*** DATASET RECORDS ***

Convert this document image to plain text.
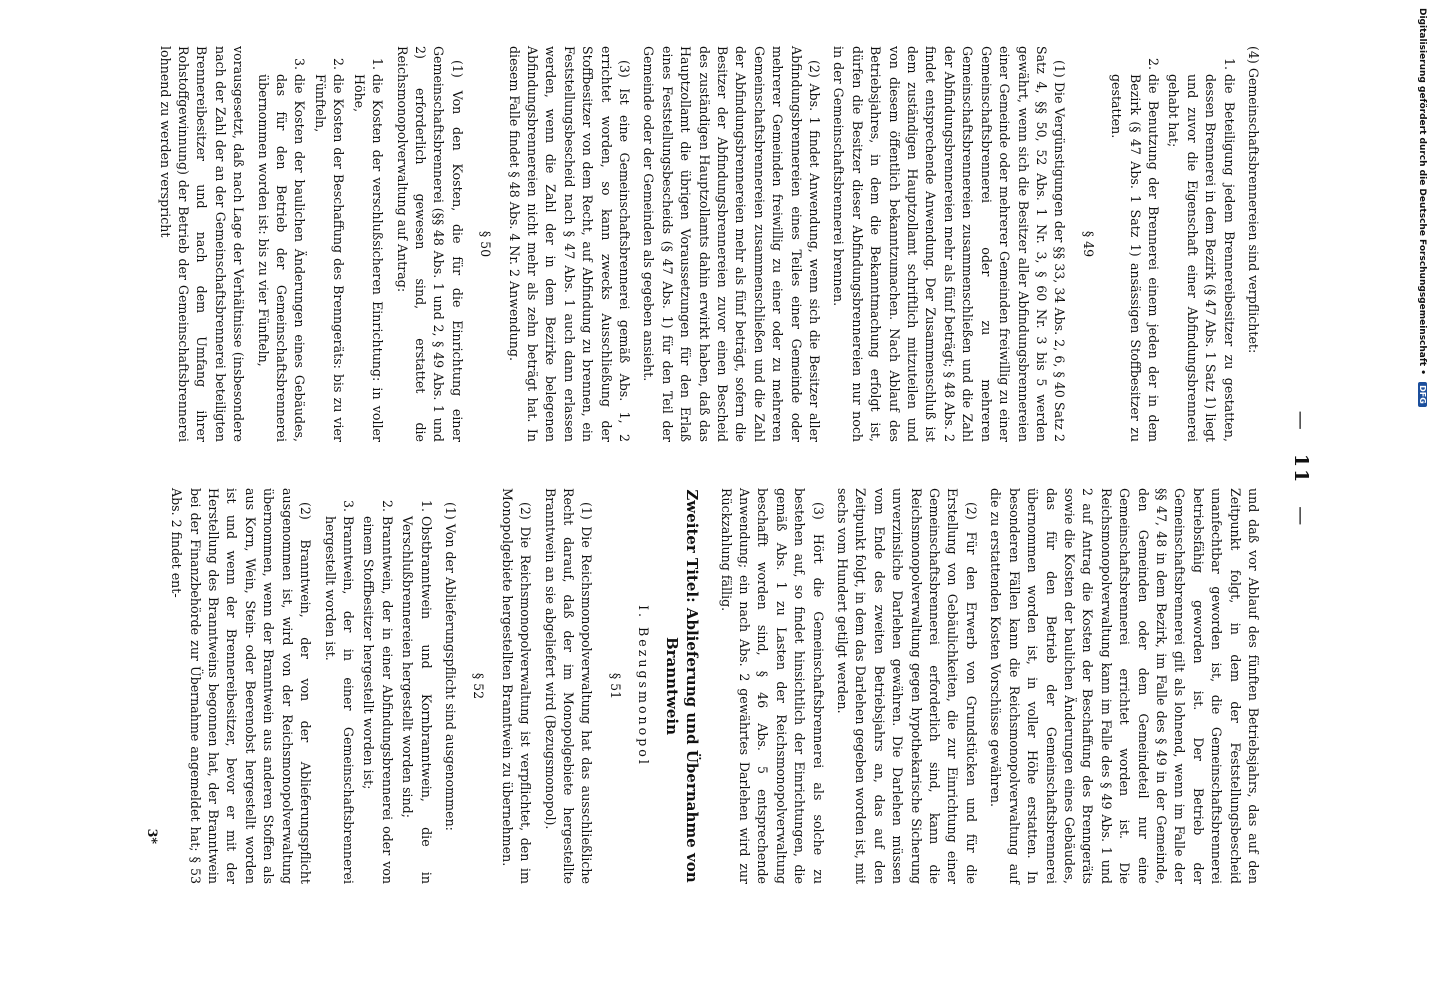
— 11 —

(4) Gemeinschaftsbrennereien sind verpflichtet:

1. die Beteiligung jedem Brennereibesitzer zu gestatten, dessen Brennerei in dem Bezirk (§ 47 Abs. 1 Satz 1) liegt und zuvor die Eigenschaft einer Abfindungsbrennerei gehabt hat;
2. die Benutzung der Brennerei einem jeden der in dem Bezirk (§ 47 Abs. 1 Satz 1) ansässigen Stoffbesitzer zu gestatten.

§ 49

(1) Die Vergünstigungen der §§ 33, 34 Abs. 2, 6, § 40 Satz 2 Satz 4, §§ 50, 52 Abs. 1 Nr. 3, § 60 Nr. 3 bis 5 werden gewährt, wenn sich die Besitzer aller Abfindungsbrennereien einer Gemeinde oder mehrerer Gemeinden freiwillig zu einer Gemeinschaftsbrennerei oder zu mehreren Gemeinschaftsbrennereien zusammenschließen und die Zahl der Abfindungsbrennereien mehr als fünf beträgt; § 48 Abs. 2 findet entsprechende Anwendung. Der Zusammenschluß ist dem zuständigen Hauptzollamt schriftlich mitzuteilen und von diesem öffentlich bekanntzumachen. Nach Ablauf des Betriebsjahres, in dem die Bekanntmachung erfolgt ist, dürfen die Besitzer dieser Abfindungsbrennereien nur noch in der Gemeinschaftsbrennerei brennen.

(2) Abs. 1 findet Anwendung, wenn sich die Besitzer aller Abfindungsbrennereien eines Teiles einer Gemeinde oder mehrerer Gemeinden freiwillig zu einer oder zu mehreren Gemeinschaftsbrennereien zusammenschließen und die Zahl der Abfindungsbrennereien mehr als fünf beträgt, sofern die Besitzer der Abfindungsbrennereien zuvor einen Bescheid des zuständigen Hauptzollamts dahin erwirkt haben, daß das Hauptzollamt die übrigen Voraussetzungen für den Erlaß eines Feststellungsbescheids (§ 47 Abs. 1) für den Teil der Gemeinde oder der Gemeinden als gegeben ansieht.

(3) Ist eine Gemeinschaftsbrennerei gemäß Abs. 1, 2 errichtet worden, so kann zwecks Ausschließung der Stoffbesitzer von dem Recht, auf Abfindung zu brennen, ein Feststellungsbescheid nach § 47 Abs. 1 auch dann erlassen werden, wenn die Zahl der in dem Bezirke belegenen Abfindungsbrennereien nicht mehr als zehn beträgt hat. In diesem Falle findet § 48 Abs. 4 Nr. 2 Anwendung.

§ 50

(1) Von den Kosten, die für die Einrichtung einer Gemeinschaftsbrennerei (§§ 48 Abs. 1 und 2, § 49 Abs. 1 und 2) erforderlich gewesen sind, erstattet die Reichsmonopolverwaltung auf Antrag:

1. die Kosten der verschlußsicheren Einrichtung: in voller Höhe,
2. die Kosten der Beschaffung des Brenngeräts: bis zu vier Fünfteln,
3. die Kosten der baulichen Änderungen eines Gebäudes, das für den Betrieb der Gemeinschaftsbrennerei übernommen worden ist: bis zu vier Fünfteln,

vorausgesetzt, daß nach Lage der Verhältnisse (insbesondere nach der Zahl der an der Gemeinschaftsbrennerei beteiligten Brennereibesitzer und nach dem Umfang ihrer Rohstoffgewinnung) der Betrieb der Gemeinschaftsbrennerei lohnend zu werden verspricht

und daß vor Ablauf des fünften Betriebsjahrs, das auf den Zeitpunkt folgt, in dem der Feststellungsbescheid unanfechtbar geworden ist, die Gemeinschaftsbrennerei betriebsfähig geworden ist. Der Betrieb der Gemeinschaftsbrennerei gilt als lohnend, wenn im Falle der §§ 47, 48 in dem Bezirk, im Falle des § 49 in der Gemeinde, den Gemeinden oder dem Gemeindeteil nur eine Gemeinschaftsbrennerei errichtet worden ist. Die Reichsmonopolverwaltung kann im Falle des § 49 Abs. 1 und 2 auf Antrag die Kosten der Beschaffung des Brenngeräts sowie die Kosten der baulichen Änderungen eines Gebäudes, das für den Betrieb der Gemeinschaftsbrennerei übernommen worden ist, in voller Höhe erstatten. In besonderen Fällen kann die Reichsmonopolverwaltung auf die zu erstattenden Kosten Vorschüsse gewähren.

(2) Für den Erwerb von Grundstücken und für die Erstellung von Gebäulichkeiten, die zur Einrichtung einer Gemeinschaftsbrennerei erforderlich sind, kann die Reichsmonopolverwaltung gegen hypothekarische Sicherung unverzinsliche Darlehen gewähren. Die Darlehen müssen vom Ende des zweiten Betriebsjahrs an, das auf den Zeitpunkt folgt, in dem das Darlehen gegeben worden ist, mit sechs vom Hundert getilgt werden.

(3) Hört die Gemeinschaftsbrennerei als solche zu bestehen auf, so findet hinsichtlich der Einrichtungen, die gemäß Abs. 1 zu Lasten der Reichsmonopolverwaltung beschafft worden sind, § 46 Abs. 5 entsprechende Anwendung; ein nach Abs. 2 gewährtes Darlehen wird zur Rückzahlung fällig.

Zweiter Titel: Ablieferung und Übernahme von Branntwein

I. Bezugsmonopol

§ 51

(1) Die Reichsmonopolverwaltung hat das ausschließliche Recht darauf, daß der im Monopolgebiete hergestellte Branntwein an sie abgeliefert wird (Bezugsmonopol).

(2) Die Reichsmonopolverwaltung ist verpflichtet, den im Monopolgebiete hergestellten Branntwein zu übernehmen.

§ 52

(1) Von der Ablieferungspflicht sind ausgenommen:

1. Obstbranntwein und Kornbranntwein, die in Verschlußbrennereien hergestellt worden sind;
2. Branntwein, der in einer Abfindungsbrennerei oder von einem Stoffbesitzer hergestellt worden ist;
3. Branntwein, der in einer Gemeinschaftsbrennerei hergestellt worden ist.

(2) Branntwein, der von der Ablieferungspflicht ausgenommen ist, wird von der Reichsmonopolverwaltung übernommen, wenn der Branntwein aus anderen Stoffen als aus Korn, Wein, Stein- oder Beerenobst hergestellt worden ist und wenn der Brennereibesitzer, bevor er mit der Herstellung des Branntweins begonnen hat, der Branntwein bei der Finanzbehörde zur Übernahme angemeldet hat; § 53 Abs. 2 findet ent-

3*

Digitalisierung gefördert durch die Deutsche Forschungsgemeinschaft • DFG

*** End of DATASET RECORDS ***

Identify the lines of the entries containing the string "gestatten". Copy each such line.

WRITTEN RESPONSE –
1. die Beteiligung jedem Brennereibesitzer zu gestatten, dessen Brennerei in dem Bezirk (§ 47 Abs. 1 Satz 1) liegt und zuvor die Eigenschaft einer Abfindungsbrennerei gehabt hat;
2. die Benutzung der Brennerei einem jeden der in dem Bezirk (§ 47 Abs. 1 Satz 1) ansässigen Stoffbesitzer zu gestatten.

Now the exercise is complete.